[Stored entries]
*-*-*

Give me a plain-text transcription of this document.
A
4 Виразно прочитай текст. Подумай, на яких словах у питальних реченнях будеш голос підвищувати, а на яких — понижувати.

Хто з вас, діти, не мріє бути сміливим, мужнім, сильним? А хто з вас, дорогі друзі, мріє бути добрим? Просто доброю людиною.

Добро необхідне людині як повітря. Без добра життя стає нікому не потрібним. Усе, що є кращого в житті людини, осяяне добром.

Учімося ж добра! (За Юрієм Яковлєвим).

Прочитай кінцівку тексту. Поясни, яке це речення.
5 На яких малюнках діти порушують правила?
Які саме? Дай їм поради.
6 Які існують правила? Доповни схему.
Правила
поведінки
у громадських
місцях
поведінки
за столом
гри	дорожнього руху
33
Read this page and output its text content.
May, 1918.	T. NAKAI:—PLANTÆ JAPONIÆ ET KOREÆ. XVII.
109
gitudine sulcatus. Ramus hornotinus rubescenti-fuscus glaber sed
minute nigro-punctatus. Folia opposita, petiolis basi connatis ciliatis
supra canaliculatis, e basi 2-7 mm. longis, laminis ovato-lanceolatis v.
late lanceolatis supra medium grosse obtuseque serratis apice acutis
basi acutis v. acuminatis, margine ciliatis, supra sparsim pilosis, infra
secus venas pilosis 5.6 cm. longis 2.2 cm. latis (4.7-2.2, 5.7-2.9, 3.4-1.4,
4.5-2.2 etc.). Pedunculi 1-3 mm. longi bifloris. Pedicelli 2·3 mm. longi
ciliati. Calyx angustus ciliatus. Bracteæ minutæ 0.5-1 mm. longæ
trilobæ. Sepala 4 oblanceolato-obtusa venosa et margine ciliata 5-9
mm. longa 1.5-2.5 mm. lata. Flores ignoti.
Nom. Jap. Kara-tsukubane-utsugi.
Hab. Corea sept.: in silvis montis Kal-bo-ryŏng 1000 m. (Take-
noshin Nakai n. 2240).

*-*-*

• [PROBLEM] Print every record exactly as it was given.

• [RIGHT ANSWER]
Give me a plain-text transcription of this document.
A
4 Виразно прочитай текст. Подумай, на яких словах у питальних реченнях будеш голос підвищувати, а на яких — понижувати.

Хто з вас, діти, не мріє бути сміливим, мужнім, сильним? А хто з вас, дорогі друзі, мріє бути добрим? Просто доброю людиною.

Добро необхідне людині як повітря. Без добра життя стає нікому не потрібним. Усе, що є кращого в житті людини, осяяне добром.

Учімося ж добра! (За Юрієм Яковлєвим).

Прочитай кінцівку тексту. Поясни, яке це речення.
5 На яких малюнках діти порушують правила?
Які саме? Дай їм поради.
6 Які існують правила? Доповни схему.
Правила
поведінки
у громадських
місцях
поведінки
за столом
гри	дорожнього руху
33
Read this page and output its text content.
May, 1918.	T. NAKAI:—PLANTÆ JAPONIÆ ET KOREÆ. XVII.
109
gitudine sulcatus. Ramus hornotinus rubescenti-fuscus glaber sed
minute nigro-punctatus. Folia opposita, petiolis basi connatis ciliatis
supra canaliculatis, e basi 2-7 mm. longis, laminis ovato-lanceolatis v.
late lanceolatis supra medium grosse obtuseque serratis apice acutis
basi acutis v. acuminatis, margine ciliatis, supra sparsim pilosis, infra
secus venas pilosis 5.6 cm. longis 2.2 cm. latis (4.7-2.2, 5.7-2.9, 3.4-1.4,
4.5-2.2 etc.). Pedunculi 1-3 mm. longi bifloris. Pedicelli 2·3 mm. longi
ciliati. Calyx angustus ciliatus. Bracteæ minutæ 0.5-1 mm. longæ
trilobæ. Sepala 4 oblanceolato-obtusa venosa et margine ciliata 5-9
mm. longa 1.5-2.5 mm. lata. Flores ignoti.
Nom. Jap. Kara-tsukubane-utsugi.
Hab. Corea sept.: in silvis montis Kal-bo-ryŏng 1000 m. (Take-
noshin Nakai n. 2240).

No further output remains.